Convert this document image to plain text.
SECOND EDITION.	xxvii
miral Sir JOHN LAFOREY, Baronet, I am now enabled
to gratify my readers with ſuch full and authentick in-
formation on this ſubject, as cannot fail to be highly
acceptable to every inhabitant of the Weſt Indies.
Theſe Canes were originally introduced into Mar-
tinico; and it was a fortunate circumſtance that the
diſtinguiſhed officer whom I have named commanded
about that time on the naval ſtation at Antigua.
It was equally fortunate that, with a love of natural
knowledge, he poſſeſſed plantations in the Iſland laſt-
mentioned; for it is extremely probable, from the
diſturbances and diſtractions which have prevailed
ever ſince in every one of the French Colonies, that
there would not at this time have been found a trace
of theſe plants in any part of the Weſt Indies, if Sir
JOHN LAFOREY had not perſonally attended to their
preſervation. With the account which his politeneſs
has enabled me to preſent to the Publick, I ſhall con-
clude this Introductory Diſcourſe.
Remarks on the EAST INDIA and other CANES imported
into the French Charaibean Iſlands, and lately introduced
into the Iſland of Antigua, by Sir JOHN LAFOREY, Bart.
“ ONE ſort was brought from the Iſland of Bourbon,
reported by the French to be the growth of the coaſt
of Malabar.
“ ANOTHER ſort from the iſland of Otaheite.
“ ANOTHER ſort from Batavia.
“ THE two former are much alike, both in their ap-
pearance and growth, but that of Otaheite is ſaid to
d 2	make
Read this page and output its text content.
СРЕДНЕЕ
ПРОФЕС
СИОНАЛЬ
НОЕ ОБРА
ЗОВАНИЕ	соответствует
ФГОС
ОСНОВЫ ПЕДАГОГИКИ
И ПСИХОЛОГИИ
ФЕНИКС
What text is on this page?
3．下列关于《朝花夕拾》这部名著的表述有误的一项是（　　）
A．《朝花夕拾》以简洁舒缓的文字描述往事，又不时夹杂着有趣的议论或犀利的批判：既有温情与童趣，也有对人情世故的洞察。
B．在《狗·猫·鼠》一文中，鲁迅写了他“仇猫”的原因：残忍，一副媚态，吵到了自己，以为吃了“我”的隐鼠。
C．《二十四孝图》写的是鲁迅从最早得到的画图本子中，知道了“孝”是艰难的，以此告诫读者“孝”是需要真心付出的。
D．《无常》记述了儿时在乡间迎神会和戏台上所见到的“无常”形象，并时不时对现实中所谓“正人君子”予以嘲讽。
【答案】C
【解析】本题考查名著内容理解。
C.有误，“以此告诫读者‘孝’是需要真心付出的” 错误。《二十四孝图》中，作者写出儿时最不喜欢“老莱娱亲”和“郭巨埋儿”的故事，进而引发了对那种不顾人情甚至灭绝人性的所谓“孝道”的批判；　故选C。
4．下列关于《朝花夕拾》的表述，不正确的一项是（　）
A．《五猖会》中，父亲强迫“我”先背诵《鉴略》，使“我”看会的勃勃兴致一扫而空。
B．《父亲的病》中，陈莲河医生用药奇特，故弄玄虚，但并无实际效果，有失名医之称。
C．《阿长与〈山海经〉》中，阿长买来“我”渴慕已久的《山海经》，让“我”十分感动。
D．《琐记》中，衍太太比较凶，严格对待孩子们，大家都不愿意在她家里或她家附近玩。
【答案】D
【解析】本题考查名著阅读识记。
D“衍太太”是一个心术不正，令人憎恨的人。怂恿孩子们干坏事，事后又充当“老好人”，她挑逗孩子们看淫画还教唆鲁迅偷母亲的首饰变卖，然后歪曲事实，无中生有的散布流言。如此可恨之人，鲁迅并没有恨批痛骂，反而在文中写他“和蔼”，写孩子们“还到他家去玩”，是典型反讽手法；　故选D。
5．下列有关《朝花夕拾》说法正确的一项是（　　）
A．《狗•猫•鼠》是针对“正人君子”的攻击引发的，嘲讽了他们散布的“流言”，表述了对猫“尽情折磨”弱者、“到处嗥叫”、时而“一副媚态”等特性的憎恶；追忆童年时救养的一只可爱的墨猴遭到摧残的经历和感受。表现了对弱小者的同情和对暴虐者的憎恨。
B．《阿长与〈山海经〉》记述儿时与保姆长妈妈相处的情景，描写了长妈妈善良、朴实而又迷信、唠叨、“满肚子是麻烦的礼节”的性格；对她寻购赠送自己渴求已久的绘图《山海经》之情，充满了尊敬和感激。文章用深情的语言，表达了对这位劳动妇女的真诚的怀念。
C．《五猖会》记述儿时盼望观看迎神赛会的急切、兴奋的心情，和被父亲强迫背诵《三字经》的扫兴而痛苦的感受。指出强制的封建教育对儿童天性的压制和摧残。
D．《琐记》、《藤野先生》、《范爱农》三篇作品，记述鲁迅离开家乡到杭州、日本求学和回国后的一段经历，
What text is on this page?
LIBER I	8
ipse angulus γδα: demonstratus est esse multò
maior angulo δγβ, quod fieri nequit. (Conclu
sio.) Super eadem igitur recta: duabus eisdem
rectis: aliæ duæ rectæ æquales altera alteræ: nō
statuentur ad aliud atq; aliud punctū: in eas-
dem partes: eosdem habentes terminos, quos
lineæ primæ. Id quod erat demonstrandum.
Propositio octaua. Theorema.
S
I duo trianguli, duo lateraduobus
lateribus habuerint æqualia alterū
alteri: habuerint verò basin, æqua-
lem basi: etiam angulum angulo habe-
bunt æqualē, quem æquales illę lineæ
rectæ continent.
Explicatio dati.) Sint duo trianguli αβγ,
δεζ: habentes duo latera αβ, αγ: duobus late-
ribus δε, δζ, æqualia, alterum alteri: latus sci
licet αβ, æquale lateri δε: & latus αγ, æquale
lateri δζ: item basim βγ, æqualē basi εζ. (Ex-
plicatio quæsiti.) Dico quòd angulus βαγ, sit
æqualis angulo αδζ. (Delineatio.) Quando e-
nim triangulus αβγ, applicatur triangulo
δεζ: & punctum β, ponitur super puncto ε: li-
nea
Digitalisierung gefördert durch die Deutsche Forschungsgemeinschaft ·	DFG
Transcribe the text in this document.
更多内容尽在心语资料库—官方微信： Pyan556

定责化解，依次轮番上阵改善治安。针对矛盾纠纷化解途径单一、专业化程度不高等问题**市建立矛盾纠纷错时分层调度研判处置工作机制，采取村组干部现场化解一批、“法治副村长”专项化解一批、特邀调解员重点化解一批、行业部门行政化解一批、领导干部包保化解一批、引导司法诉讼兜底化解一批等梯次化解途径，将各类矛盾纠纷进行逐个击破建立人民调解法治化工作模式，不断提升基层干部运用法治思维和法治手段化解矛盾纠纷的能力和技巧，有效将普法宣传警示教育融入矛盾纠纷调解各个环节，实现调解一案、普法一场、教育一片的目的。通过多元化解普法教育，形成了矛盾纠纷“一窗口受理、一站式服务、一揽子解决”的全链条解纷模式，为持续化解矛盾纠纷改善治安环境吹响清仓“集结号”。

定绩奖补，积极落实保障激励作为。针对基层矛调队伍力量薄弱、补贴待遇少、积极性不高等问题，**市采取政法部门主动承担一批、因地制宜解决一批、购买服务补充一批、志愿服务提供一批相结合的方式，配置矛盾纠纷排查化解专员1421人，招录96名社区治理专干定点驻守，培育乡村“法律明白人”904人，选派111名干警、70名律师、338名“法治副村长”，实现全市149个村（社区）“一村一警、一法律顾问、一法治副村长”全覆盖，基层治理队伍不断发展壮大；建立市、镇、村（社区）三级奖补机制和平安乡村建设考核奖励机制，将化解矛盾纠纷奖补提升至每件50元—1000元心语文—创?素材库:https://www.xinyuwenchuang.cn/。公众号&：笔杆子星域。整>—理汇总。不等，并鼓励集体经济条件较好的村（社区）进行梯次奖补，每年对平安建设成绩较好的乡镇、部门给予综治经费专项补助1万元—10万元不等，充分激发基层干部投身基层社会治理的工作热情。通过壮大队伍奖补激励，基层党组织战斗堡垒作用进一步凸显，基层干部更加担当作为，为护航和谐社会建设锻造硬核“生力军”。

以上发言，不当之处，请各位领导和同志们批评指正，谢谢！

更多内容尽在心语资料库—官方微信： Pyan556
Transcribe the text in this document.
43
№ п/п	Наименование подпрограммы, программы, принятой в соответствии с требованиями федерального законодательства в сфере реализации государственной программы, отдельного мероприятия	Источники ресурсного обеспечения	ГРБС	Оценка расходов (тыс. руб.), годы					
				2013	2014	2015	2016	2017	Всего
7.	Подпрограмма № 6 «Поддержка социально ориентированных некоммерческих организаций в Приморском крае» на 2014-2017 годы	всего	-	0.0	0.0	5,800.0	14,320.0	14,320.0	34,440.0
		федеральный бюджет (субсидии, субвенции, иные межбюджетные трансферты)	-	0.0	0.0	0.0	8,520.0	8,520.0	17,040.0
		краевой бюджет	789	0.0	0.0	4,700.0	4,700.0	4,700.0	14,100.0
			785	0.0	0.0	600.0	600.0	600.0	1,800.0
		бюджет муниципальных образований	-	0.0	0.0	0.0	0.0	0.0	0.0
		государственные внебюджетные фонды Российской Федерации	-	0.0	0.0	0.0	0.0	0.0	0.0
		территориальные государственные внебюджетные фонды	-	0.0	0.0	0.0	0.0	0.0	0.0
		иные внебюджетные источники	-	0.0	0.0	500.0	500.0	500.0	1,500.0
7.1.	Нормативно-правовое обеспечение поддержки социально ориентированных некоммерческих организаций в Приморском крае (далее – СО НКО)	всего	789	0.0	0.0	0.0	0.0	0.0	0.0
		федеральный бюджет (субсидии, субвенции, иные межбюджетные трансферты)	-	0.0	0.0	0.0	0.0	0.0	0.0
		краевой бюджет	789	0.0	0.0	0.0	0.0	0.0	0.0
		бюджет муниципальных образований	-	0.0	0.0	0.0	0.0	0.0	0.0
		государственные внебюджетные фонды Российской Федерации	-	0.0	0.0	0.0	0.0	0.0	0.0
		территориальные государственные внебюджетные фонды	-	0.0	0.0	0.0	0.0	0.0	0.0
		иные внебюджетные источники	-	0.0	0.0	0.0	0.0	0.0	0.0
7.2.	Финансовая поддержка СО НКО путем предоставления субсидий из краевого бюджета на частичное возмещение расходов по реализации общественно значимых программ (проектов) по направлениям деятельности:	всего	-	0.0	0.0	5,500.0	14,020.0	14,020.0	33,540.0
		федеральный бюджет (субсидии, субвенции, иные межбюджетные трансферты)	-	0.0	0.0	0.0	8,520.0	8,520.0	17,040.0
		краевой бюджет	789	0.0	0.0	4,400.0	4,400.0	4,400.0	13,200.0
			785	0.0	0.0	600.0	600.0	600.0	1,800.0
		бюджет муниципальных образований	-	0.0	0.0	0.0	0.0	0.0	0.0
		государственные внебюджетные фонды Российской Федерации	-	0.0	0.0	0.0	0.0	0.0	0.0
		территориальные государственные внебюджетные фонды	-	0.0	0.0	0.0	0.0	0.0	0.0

^^^^

__WHAT THE TASK ASKS__. Your task is to collect every line above that contains the word "ſort".

__TASK SOLUTION__.
“ ONE ſort was brought from the Iſland of Bourbon,
“ ANOTHER ſort from the iſland of Otaheite.
“ ANOTHER ſort from Batavia.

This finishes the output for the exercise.